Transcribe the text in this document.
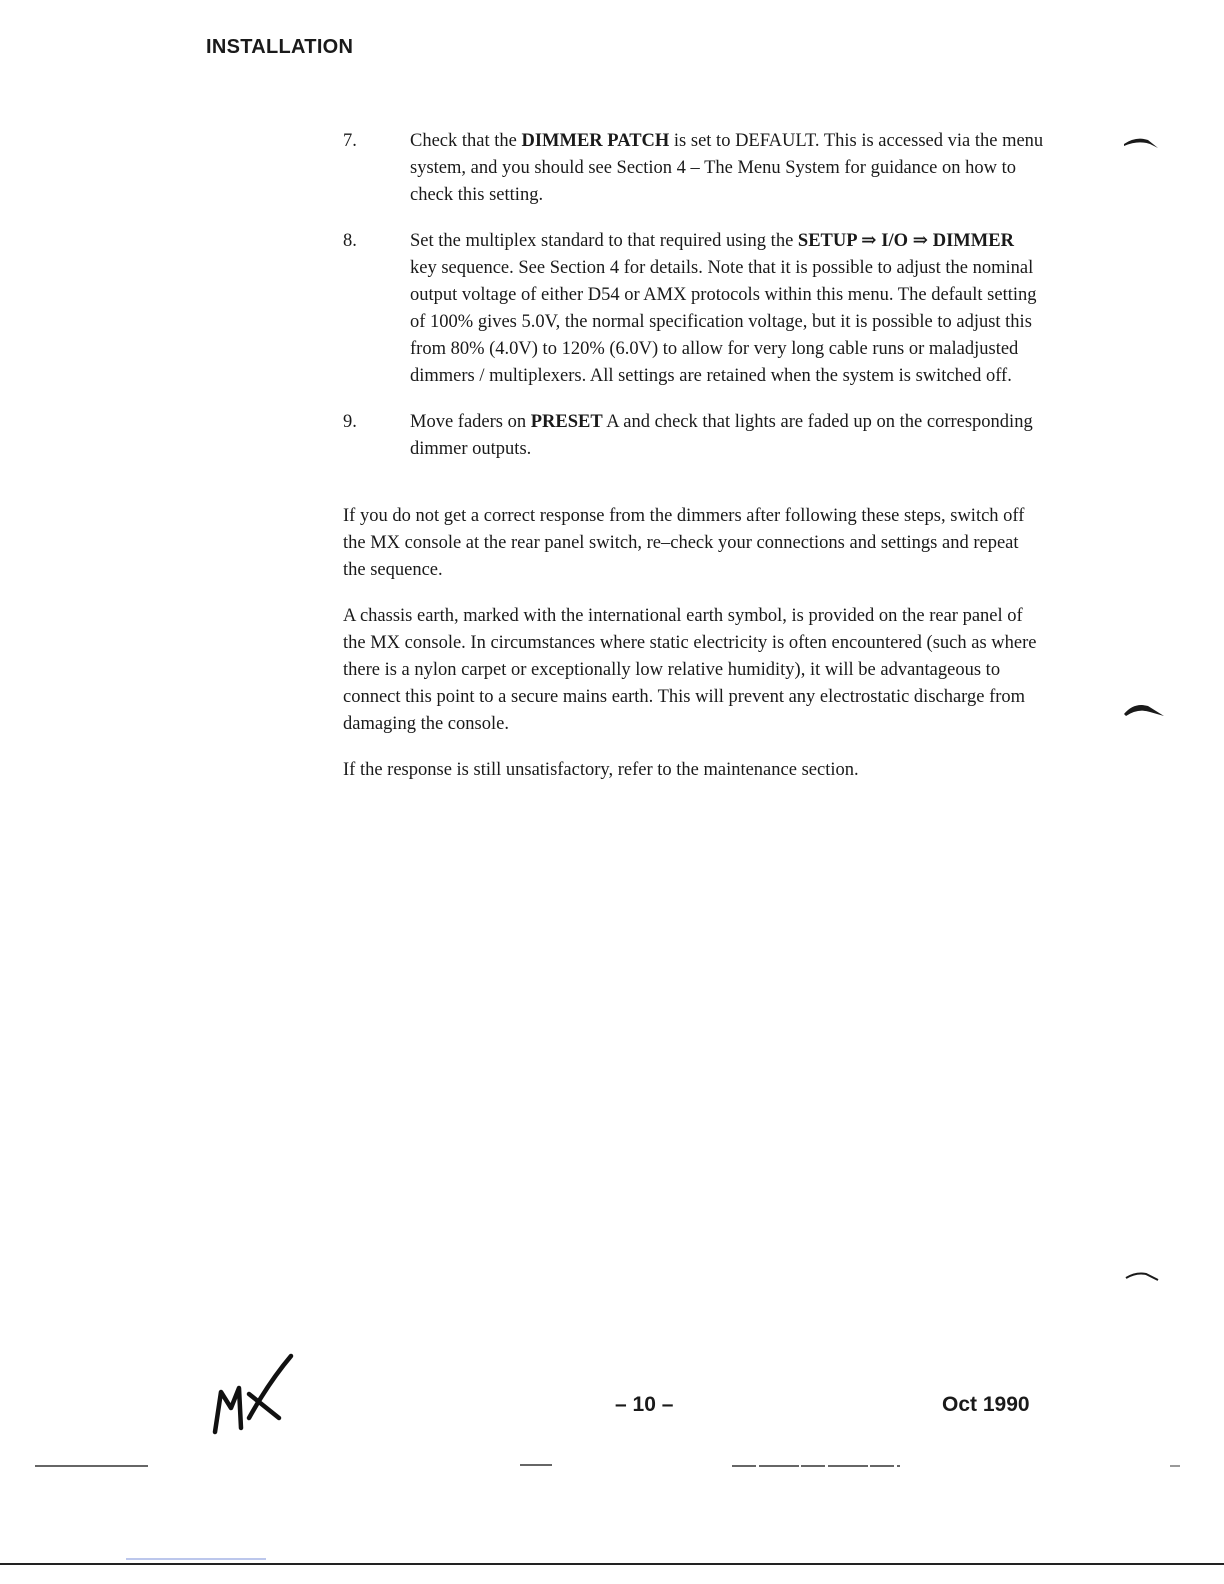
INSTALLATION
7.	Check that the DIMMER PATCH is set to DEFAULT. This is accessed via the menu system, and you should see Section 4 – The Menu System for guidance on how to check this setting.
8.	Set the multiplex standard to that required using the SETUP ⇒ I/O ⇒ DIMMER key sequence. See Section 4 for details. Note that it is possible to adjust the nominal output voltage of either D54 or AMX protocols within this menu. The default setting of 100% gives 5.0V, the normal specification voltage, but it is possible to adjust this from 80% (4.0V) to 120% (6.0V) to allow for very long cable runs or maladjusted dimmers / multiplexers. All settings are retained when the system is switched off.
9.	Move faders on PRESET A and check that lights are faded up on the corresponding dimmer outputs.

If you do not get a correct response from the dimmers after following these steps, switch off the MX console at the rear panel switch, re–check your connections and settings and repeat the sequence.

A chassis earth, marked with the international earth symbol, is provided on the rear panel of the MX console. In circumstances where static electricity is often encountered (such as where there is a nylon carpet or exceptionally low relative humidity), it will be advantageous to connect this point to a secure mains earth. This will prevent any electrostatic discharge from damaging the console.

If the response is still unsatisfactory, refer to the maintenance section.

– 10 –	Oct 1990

_ _ _ _

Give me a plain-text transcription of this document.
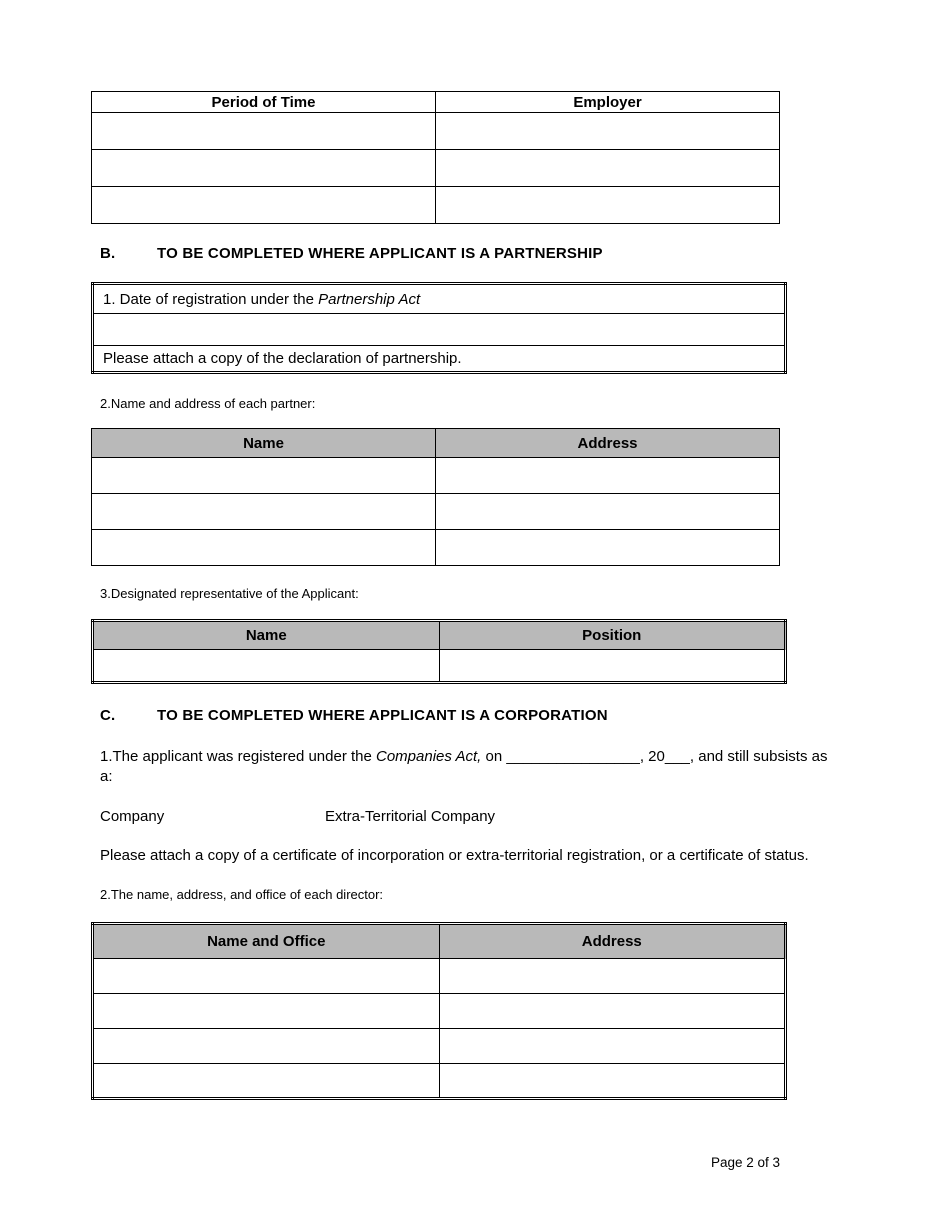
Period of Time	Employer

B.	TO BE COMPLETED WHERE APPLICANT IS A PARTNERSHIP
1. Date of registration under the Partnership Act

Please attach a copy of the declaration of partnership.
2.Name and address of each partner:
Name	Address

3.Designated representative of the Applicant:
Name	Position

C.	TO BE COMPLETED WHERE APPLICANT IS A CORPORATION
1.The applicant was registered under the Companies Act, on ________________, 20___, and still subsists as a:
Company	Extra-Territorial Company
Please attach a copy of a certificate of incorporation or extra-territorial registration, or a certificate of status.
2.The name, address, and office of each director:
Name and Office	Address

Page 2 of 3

_ _ _ _

Problem – Looking at the data above, how many lines hold the word "check"? Respond with the number alone.

Written answer – 3